### Stated exercise
Print the data exactly as it is given, please.

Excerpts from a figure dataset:
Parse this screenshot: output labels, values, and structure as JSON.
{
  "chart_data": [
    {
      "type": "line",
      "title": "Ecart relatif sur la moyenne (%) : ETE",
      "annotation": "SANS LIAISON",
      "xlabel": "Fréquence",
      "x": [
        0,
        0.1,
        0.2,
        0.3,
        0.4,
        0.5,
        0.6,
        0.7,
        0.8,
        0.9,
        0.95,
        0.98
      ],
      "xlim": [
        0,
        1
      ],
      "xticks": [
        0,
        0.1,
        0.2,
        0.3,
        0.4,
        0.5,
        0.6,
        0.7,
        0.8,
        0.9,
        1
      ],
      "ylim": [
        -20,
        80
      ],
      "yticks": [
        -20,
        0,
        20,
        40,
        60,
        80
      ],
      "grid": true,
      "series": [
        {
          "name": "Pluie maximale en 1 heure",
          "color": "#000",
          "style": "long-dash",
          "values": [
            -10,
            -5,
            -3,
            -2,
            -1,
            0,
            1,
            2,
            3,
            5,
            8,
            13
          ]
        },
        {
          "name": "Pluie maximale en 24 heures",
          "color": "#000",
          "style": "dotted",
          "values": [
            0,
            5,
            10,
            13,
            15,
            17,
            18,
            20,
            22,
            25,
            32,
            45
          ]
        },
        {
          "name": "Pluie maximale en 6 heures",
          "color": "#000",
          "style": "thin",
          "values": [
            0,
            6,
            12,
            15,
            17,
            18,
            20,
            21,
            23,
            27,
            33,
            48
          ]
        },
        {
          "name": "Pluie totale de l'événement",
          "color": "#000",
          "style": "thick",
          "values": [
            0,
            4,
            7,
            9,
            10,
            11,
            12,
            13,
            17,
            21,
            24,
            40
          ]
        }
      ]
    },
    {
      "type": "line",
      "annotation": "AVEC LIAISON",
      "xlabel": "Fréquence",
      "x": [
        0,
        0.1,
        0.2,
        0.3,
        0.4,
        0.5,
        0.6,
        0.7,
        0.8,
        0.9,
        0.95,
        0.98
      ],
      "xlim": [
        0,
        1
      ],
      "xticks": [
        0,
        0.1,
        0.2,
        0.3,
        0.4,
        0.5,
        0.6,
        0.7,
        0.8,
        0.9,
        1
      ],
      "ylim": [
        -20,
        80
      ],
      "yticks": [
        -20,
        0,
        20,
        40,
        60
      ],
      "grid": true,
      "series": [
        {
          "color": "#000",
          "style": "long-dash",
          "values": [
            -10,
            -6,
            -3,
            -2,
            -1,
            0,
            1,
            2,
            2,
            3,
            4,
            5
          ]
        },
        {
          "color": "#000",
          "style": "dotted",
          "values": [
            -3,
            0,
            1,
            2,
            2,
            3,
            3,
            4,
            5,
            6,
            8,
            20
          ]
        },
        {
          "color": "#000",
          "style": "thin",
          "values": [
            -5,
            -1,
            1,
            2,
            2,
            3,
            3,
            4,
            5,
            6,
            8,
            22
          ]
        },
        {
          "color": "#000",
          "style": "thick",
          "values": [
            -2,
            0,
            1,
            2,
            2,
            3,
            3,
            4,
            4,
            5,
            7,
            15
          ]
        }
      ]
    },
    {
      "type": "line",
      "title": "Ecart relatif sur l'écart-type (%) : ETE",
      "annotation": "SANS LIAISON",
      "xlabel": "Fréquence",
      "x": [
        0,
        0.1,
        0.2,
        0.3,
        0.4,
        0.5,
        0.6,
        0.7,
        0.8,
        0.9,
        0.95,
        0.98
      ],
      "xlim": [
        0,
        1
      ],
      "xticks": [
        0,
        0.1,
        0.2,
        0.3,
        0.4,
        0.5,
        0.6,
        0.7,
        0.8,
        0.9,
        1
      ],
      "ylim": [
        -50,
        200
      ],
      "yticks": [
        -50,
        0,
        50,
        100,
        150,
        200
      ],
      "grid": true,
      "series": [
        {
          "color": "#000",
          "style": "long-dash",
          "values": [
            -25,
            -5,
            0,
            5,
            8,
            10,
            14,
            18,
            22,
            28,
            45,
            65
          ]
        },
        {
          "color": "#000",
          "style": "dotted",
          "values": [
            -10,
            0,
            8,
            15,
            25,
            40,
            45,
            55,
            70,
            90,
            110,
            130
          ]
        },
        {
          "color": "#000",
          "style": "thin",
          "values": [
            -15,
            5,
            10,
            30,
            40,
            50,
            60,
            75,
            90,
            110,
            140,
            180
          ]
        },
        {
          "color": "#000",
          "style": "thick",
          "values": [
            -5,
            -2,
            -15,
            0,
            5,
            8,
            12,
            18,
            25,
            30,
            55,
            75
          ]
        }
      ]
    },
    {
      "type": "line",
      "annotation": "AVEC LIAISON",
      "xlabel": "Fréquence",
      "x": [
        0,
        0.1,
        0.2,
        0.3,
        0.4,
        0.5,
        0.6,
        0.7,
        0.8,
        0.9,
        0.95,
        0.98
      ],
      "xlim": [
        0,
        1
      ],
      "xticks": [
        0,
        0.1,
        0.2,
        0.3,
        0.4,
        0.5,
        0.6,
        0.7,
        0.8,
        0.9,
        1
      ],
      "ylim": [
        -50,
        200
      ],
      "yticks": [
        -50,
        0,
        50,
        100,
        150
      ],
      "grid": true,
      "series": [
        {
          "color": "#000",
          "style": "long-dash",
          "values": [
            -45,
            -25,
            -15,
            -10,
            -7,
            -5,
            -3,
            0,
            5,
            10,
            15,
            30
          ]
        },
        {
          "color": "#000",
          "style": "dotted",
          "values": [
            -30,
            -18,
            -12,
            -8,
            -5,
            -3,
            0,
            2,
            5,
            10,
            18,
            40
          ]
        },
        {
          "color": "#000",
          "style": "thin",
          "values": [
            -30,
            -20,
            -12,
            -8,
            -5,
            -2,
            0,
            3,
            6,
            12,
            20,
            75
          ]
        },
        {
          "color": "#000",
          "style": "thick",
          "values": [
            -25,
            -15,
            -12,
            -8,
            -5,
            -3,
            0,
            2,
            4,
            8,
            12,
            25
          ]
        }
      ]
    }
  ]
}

### Response
Parse this screenshot: output labels, values, and structure as JSON.
{
  "chart_data": [
    {
      "type": "line",
      "title": "Ecart relatif sur la moyenne (%) : ETE",
      "annotation": "SANS LIAISON",
      "xlabel": "Fréquence",
      "x": [
        0,
        0.1,
        0.2,
        0.3,
        0.4,
        0.5,
        0.6,
        0.7,
        0.8,
        0.9,
        0.95,
        0.98
      ],
      "xlim": [
        0,
        1
      ],
      "xticks": [
        0,
        0.1,
        0.2,
        0.3,
        0.4,
        0.5,
        0.6,
        0.7,
        0.8,
        0.9,
        1
      ],
      "ylim": [
        -20,
        80
      ],
      "yticks": [
        -20,
        0,
        20,
        40,
        60,
        80
      ],
      "grid": true,
      "series": [
        {
          "name": "Pluie maximale en 1 heure",
          "color": "#000",
          "style": "long-dash",
          "values": [
            -10,
            -5,
            -3,
            -2,
            -1,
            0,
            1,
            2,
            3,
            5,
            8,
            13
          ]
        },
        {
          "name": "Pluie maximale en 24 heures",
          "color": "#000",
          "style": "dotted",
          "values": [
            0,
            5,
            10,
            13,
            15,
            17,
            18,
            20,
            22,
            25,
            32,
            45
          ]
        },
        {
          "name": "Pluie maximale en 6 heures",
          "color": "#000",
          "style": "thin",
          "values": [
            0,
            6,
            12,
            15,
            17,
            18,
            20,
            21,
            23,
            27,
            33,
            48
          ]
        },
        {
          "name": "Pluie totale de l'événement",
          "color": "#000",
          "style": "thick",
          "values": [
            0,
            4,
            7,
            9,
            10,
            11,
            12,
            13,
            17,
            21,
            24,
            40
          ]
        }
      ]
    },
    {
      "type": "line",
      "annotation": "AVEC LIAISON",
      "xlabel": "Fréquence",
      "x": [
        0,
        0.1,
        0.2,
        0.3,
        0.4,
        0.5,
        0.6,
        0.7,
        0.8,
        0.9,
        0.95,
        0.98
      ],
      "xlim": [
        0,
        1
      ],
      "xticks": [
        0,
        0.1,
        0.2,
        0.3,
        0.4,
        0.5,
        0.6,
        0.7,
        0.8,
        0.9,
        1
      ],
      "ylim": [
        -20,
        80
      ],
      "yticks": [
        -20,
        0,
        20,
        40,
        60
      ],
      "grid": true,
      "series": [
        {
          "color": "#000",
          "style": "long-dash",
          "values": [
            -10,
            -6,
            -3,
            -2,
            -1,
            0,
            1,
            2,
            2,
            3,
            4,
            5
          ]
        },
        {
          "color": "#000",
          "style": "dotted",
          "values": [
            -3,
            0,
            1,
            2,
            2,
            3,
            3,
            4,
            5,
            6,
            8,
            20
          ]
        },
        {
          "color": "#000",
          "style": "thin",
          "values": [
            -5,
            -1,
            1,
            2,
            2,
            3,
            3,
            4,
            5,
            6,
            8,
            22
          ]
        },
        {
          "color": "#000",
          "style": "thick",
          "values": [
            -2,
            0,
            1,
            2,
            2,
            3,
            3,
            4,
            4,
            5,
            7,
            15
          ]
        }
      ]
    },
    {
      "type": "line",
      "title": "Ecart relatif sur l'écart-type (%) : ETE",
      "annotation": "SANS LIAISON",
      "xlabel": "Fréquence",
      "x": [
        0,
        0.1,
        0.2,
        0.3,
        0.4,
        0.5,
        0.6,
        0.7,
        0.8,
        0.9,
        0.95,
        0.98
      ],
      "xlim": [
        0,
        1
      ],
      "xticks": [
        0,
        0.1,
        0.2,
        0.3,
        0.4,
        0.5,
        0.6,
        0.7,
        0.8,
        0.9,
        1
      ],
      "ylim": [
        -50,
        200
      ],
      "yticks": [
        -50,
        0,
        50,
        100,
        150,
        200
      ],
      "grid": true,
      "series": [
        {
          "color": "#000",
          "style": "long-dash",
          "values": [
            -25,
            -5,
            0,
            5,
            8,
            10,
            14,
            18,
            22,
            28,
            45,
            65
          ]
        },
        {
          "color": "#000",
          "style": "dotted",
          "values": [
            -10,
            0,
            8,
            15,
            25,
            40,
            45,
            55,
            70,
            90,
            110,
            130
          ]
        },
        {
          "color": "#000",
          "style": "thin",
          "values": [
            -15,
            5,
            10,
            30,
            40,
            50,
            60,
            75,
            90,
            110,
            140,
            180
          ]
        },
        {
          "color": "#000",
          "style": "thick",
          "values": [
            -5,
            -2,
            -15,
            0,
            5,
            8,
            12,
            18,
            25,
            30,
            55,
            75
          ]
        }
      ]
    },
    {
      "type": "line",
      "annotation": "AVEC LIAISON",
      "xlabel": "Fréquence",
      "x": [
        0,
        0.1,
        0.2,
        0.3,
        0.4,
        0.5,
        0.6,
        0.7,
        0.8,
        0.9,
        0.95,
        0.98
      ],
      "xlim": [
        0,
        1
      ],
      "xticks": [
        0,
        0.1,
        0.2,
        0.3,
        0.4,
        0.5,
        0.6,
        0.7,
        0.8,
        0.9,
        1
      ],
      "ylim": [
        -50,
        200
      ],
      "yticks": [
        -50,
        0,
        50,
        100,
        150
      ],
      "grid": true,
      "series": [
        {
          "color": "#000",
          "style": "long-dash",
          "values": [
            -45,
            -25,
            -15,
            -10,
            -7,
            -5,
            -3,
            0,
            5,
            10,
            15,
            30
          ]
        },
        {
          "color": "#000",
          "style": "dotted",
          "values": [
            -30,
            -18,
            -12,
            -8,
            -5,
            -3,
            0,
            2,
            5,
            10,
            18,
            40
          ]
        },
        {
          "color": "#000",
          "style": "thin",
          "values": [
            -30,
            -20,
            -12,
            -8,
            -5,
            -2,
            0,
            3,
            6,
            12,
            20,
            75
          ]
        },
        {
          "color": "#000",
          "style": "thick",
          "values": [
            -25,
            -15,
            -12,
            -8,
            -5,
            -3,
            0,
            2,
            4,
            8,
            12,
            25
          ]
        }
      ]
    }
  ]
}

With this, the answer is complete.